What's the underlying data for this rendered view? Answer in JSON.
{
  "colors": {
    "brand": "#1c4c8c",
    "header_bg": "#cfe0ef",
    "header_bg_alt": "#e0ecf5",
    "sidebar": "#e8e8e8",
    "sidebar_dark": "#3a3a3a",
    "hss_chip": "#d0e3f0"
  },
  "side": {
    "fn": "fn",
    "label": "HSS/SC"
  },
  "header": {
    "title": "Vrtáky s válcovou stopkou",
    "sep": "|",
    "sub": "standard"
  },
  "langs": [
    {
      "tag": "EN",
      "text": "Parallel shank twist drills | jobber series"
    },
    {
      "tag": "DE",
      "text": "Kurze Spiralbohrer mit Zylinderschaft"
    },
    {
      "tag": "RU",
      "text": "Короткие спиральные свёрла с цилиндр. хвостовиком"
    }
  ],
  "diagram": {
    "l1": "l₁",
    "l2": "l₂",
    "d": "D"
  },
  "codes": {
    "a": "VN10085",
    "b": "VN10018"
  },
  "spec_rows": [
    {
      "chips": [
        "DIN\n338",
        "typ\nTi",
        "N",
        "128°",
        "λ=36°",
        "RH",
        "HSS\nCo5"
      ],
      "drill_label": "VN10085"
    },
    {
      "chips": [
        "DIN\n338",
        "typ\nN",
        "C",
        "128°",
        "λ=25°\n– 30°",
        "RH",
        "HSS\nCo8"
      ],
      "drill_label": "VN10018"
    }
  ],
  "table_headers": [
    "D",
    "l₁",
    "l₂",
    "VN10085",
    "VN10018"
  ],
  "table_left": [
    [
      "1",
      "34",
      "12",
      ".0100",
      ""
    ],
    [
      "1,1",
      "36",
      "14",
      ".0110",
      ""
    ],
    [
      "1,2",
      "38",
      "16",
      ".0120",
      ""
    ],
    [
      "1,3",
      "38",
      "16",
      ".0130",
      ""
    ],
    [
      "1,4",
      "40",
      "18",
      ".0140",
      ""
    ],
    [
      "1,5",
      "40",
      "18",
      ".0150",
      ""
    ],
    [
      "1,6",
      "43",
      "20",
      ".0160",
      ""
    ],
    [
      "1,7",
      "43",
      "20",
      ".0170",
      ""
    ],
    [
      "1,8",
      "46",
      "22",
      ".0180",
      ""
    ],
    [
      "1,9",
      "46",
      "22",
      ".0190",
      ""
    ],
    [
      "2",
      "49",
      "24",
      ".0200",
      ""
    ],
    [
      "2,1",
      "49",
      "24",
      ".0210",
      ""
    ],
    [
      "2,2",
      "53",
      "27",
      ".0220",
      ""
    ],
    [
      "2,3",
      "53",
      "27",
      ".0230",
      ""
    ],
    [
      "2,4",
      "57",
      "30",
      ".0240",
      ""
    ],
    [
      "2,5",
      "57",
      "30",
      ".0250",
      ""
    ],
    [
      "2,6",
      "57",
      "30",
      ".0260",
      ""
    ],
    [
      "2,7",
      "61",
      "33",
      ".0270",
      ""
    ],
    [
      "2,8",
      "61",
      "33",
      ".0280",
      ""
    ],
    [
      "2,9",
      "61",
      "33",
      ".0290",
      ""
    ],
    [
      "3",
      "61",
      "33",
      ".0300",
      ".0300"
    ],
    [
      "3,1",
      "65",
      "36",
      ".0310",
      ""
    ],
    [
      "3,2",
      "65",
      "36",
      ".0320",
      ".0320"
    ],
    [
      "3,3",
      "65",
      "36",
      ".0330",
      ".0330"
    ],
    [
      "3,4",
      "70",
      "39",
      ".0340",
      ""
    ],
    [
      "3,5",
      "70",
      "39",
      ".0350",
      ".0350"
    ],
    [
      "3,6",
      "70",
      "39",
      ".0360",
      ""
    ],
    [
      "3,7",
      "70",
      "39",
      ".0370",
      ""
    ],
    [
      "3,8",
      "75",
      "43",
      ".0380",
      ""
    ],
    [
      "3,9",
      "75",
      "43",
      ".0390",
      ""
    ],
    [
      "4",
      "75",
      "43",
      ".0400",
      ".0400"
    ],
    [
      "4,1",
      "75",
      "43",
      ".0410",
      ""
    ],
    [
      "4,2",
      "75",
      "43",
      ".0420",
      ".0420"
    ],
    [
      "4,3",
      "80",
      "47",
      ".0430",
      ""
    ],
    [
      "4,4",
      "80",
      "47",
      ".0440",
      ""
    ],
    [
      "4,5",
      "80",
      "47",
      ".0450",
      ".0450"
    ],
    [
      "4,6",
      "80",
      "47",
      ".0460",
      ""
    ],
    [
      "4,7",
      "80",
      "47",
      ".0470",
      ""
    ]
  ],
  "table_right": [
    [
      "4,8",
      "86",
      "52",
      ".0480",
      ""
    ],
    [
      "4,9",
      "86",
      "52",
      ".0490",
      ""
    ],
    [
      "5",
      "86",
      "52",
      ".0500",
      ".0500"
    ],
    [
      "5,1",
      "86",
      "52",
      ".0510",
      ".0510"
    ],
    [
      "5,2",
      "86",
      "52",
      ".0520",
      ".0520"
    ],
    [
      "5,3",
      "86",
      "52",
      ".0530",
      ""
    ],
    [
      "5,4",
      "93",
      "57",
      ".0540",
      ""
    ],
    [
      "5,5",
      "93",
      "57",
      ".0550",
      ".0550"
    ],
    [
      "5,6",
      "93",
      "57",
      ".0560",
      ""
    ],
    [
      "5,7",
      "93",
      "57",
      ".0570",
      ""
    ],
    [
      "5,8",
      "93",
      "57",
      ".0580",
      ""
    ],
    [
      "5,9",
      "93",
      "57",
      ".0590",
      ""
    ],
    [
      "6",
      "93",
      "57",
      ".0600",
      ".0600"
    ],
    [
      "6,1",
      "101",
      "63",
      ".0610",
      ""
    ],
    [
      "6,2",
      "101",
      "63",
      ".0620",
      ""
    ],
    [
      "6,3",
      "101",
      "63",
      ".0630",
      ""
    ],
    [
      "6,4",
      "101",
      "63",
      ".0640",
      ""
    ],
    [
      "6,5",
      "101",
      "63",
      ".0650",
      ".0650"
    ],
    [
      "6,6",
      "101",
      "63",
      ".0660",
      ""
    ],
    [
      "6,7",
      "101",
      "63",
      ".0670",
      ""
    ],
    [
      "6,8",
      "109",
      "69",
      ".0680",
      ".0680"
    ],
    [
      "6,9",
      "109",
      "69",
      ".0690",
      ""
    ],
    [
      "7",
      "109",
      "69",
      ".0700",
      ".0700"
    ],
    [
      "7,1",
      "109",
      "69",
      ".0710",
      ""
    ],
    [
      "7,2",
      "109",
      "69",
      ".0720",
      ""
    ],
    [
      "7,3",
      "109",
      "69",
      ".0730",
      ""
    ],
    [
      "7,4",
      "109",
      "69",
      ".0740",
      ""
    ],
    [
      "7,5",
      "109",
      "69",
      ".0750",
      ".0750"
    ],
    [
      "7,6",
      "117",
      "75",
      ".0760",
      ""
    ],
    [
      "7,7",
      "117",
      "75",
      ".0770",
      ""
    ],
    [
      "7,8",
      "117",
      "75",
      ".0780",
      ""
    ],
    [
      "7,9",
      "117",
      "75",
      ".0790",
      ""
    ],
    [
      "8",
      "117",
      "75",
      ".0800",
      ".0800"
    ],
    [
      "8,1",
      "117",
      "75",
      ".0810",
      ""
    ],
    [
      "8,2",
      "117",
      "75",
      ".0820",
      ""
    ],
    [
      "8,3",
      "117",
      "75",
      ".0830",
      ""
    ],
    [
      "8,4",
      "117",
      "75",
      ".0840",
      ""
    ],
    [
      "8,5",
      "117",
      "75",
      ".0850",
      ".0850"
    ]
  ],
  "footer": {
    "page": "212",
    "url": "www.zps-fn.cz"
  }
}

### Written problem
Extract all the entries word for word.

### Written response
What's the underlying data for this rendered view? Answer in JSON.
{
  "colors": {
    "brand": "#1c4c8c",
    "header_bg": "#cfe0ef",
    "header_bg_alt": "#e0ecf5",
    "sidebar": "#e8e8e8",
    "sidebar_dark": "#3a3a3a",
    "hss_chip": "#d0e3f0"
  },
  "side": {
    "fn": "fn",
    "label": "HSS/SC"
  },
  "header": {
    "title": "Vrtáky s válcovou stopkou",
    "sep": "|",
    "sub": "standard"
  },
  "langs": [
    {
      "tag": "EN",
      "text": "Parallel shank twist drills | jobber series"
    },
    {
      "tag": "DE",
      "text": "Kurze Spiralbohrer mit Zylinderschaft"
    },
    {
      "tag": "RU",
      "text": "Короткие спиральные свёрла с цилиндр. хвостовиком"
    }
  ],
  "diagram": {
    "l1": "l₁",
    "l2": "l₂",
    "d": "D"
  },
  "codes": {
    "a": "VN10085",
    "b": "VN10018"
  },
  "spec_rows": [
    {
      "chips": [
        "DIN\n338",
        "typ\nTi",
        "N",
        "128°",
        "λ=36°",
        "RH",
        "HSS\nCo5"
      ],
      "drill_label": "VN10085"
    },
    {
      "chips": [
        "DIN\n338",
        "typ\nN",
        "C",
        "128°",
        "λ=25°\n– 30°",
        "RH",
        "HSS\nCo8"
      ],
      "drill_label": "VN10018"
    }
  ],
  "table_headers": [
    "D",
    "l₁",
    "l₂",
    "VN10085",
    "VN10018"
  ],
  "table_left": [
    [
      "1",
      "34",
      "12",
      ".0100",
      ""
    ],
    [
      "1,1",
      "36",
      "14",
      ".0110",
      ""
    ],
    [
      "1,2",
      "38",
      "16",
      ".0120",
      ""
    ],
    [
      "1,3",
      "38",
      "16",
      ".0130",
      ""
    ],
    [
      "1,4",
      "40",
      "18",
      ".0140",
      ""
    ],
    [
      "1,5",
      "40",
      "18",
      ".0150",
      ""
    ],
    [
      "1,6",
      "43",
      "20",
      ".0160",
      ""
    ],
    [
      "1,7",
      "43",
      "20",
      ".0170",
      ""
    ],
    [
      "1,8",
      "46",
      "22",
      ".0180",
      ""
    ],
    [
      "1,9",
      "46",
      "22",
      ".0190",
      ""
    ],
    [
      "2",
      "49",
      "24",
      ".0200",
      ""
    ],
    [
      "2,1",
      "49",
      "24",
      ".0210",
      ""
    ],
    [
      "2,2",
      "53",
      "27",
      ".0220",
      ""
    ],
    [
      "2,3",
      "53",
      "27",
      ".0230",
      ""
    ],
    [
      "2,4",
      "57",
      "30",
      ".0240",
      ""
    ],
    [
      "2,5",
      "57",
      "30",
      ".0250",
      ""
    ],
    [
      "2,6",
      "57",
      "30",
      ".0260",
      ""
    ],
    [
      "2,7",
      "61",
      "33",
      ".0270",
      ""
    ],
    [
      "2,8",
      "61",
      "33",
      ".0280",
      ""
    ],
    [
      "2,9",
      "61",
      "33",
      ".0290",
      ""
    ],
    [
      "3",
      "61",
      "33",
      ".0300",
      ".0300"
    ],
    [
      "3,1",
      "65",
      "36",
      ".0310",
      ""
    ],
    [
      "3,2",
      "65",
      "36",
      ".0320",
      ".0320"
    ],
    [
      "3,3",
      "65",
      "36",
      ".0330",
      ".0330"
    ],
    [
      "3,4",
      "70",
      "39",
      ".0340",
      ""
    ],
    [
      "3,5",
      "70",
      "39",
      ".0350",
      ".0350"
    ],
    [
      "3,6",
      "70",
      "39",
      ".0360",
      ""
    ],
    [
      "3,7",
      "70",
      "39",
      ".0370",
      ""
    ],
    [
      "3,8",
      "75",
      "43",
      ".0380",
      ""
    ],
    [
      "3,9",
      "75",
      "43",
      ".0390",
      ""
    ],
    [
      "4",
      "75",
      "43",
      ".0400",
      ".0400"
    ],
    [
      "4,1",
      "75",
      "43",
      ".0410",
      ""
    ],
    [
      "4,2",
      "75",
      "43",
      ".0420",
      ".0420"
    ],
    [
      "4,3",
      "80",
      "47",
      ".0430",
      ""
    ],
    [
      "4,4",
      "80",
      "47",
      ".0440",
      ""
    ],
    [
      "4,5",
      "80",
      "47",
      ".0450",
      ".0450"
    ],
    [
      "4,6",
      "80",
      "47",
      ".0460",
      ""
    ],
    [
      "4,7",
      "80",
      "47",
      ".0470",
      ""
    ]
  ],
  "table_right": [
    [
      "4,8",
      "86",
      "52",
      ".0480",
      ""
    ],
    [
      "4,9",
      "86",
      "52",
      ".0490",
      ""
    ],
    [
      "5",
      "86",
      "52",
      ".0500",
      ".0500"
    ],
    [
      "5,1",
      "86",
      "52",
      ".0510",
      ".0510"
    ],
    [
      "5,2",
      "86",
      "52",
      ".0520",
      ".0520"
    ],
    [
      "5,3",
      "86",
      "52",
      ".0530",
      ""
    ],
    [
      "5,4",
      "93",
      "57",
      ".0540",
      ""
    ],
    [
      "5,5",
      "93",
      "57",
      ".0550",
      ".0550"
    ],
    [
      "5,6",
      "93",
      "57",
      ".0560",
      ""
    ],
    [
      "5,7",
      "93",
      "57",
      ".0570",
      ""
    ],
    [
      "5,8",
      "93",
      "57",
      ".0580",
      ""
    ],
    [
      "5,9",
      "93",
      "57",
      ".0590",
      ""
    ],
    [
      "6",
      "93",
      "57",
      ".0600",
      ".0600"
    ],
    [
      "6,1",
      "101",
      "63",
      ".0610",
      ""
    ],
    [
      "6,2",
      "101",
      "63",
      ".0620",
      ""
    ],
    [
      "6,3",
      "101",
      "63",
      ".0630",
      ""
    ],
    [
      "6,4",
      "101",
      "63",
      ".0640",
      ""
    ],
    [
      "6,5",
      "101",
      "63",
      ".0650",
      ".0650"
    ],
    [
      "6,6",
      "101",
      "63",
      ".0660",
      ""
    ],
    [
      "6,7",
      "101",
      "63",
      ".0670",
      ""
    ],
    [
      "6,8",
      "109",
      "69",
      ".0680",
      ".0680"
    ],
    [
      "6,9",
      "109",
      "69",
      ".0690",
      ""
    ],
    [
      "7",
      "109",
      "69",
      ".0700",
      ".0700"
    ],
    [
      "7,1",
      "109",
      "69",
      ".0710",
      ""
    ],
    [
      "7,2",
      "109",
      "69",
      ".0720",
      ""
    ],
    [
      "7,3",
      "109",
      "69",
      ".0730",
      ""
    ],
    [
      "7,4",
      "109",
      "69",
      ".0740",
      ""
    ],
    [
      "7,5",
      "109",
      "69",
      ".0750",
      ".0750"
    ],
    [
      "7,6",
      "117",
      "75",
      ".0760",
      ""
    ],
    [
      "7,7",
      "117",
      "75",
      ".0770",
      ""
    ],
    [
      "7,8",
      "117",
      "75",
      ".0780",
      ""
    ],
    [
      "7,9",
      "117",
      "75",
      ".0790",
      ""
    ],
    [
      "8",
      "117",
      "75",
      ".0800",
      ".0800"
    ],
    [
      "8,1",
      "117",
      "75",
      ".0810",
      ""
    ],
    [
      "8,2",
      "117",
      "75",
      ".0820",
      ""
    ],
    [
      "8,3",
      "117",
      "75",
      ".0830",
      ""
    ],
    [
      "8,4",
      "117",
      "75",
      ".0840",
      ""
    ],
    [
      "8,5",
      "117",
      "75",
      ".0850",
      ".0850"
    ]
  ],
  "footer": {
    "page": "212",
    "url": "www.zps-fn.cz"
  }
}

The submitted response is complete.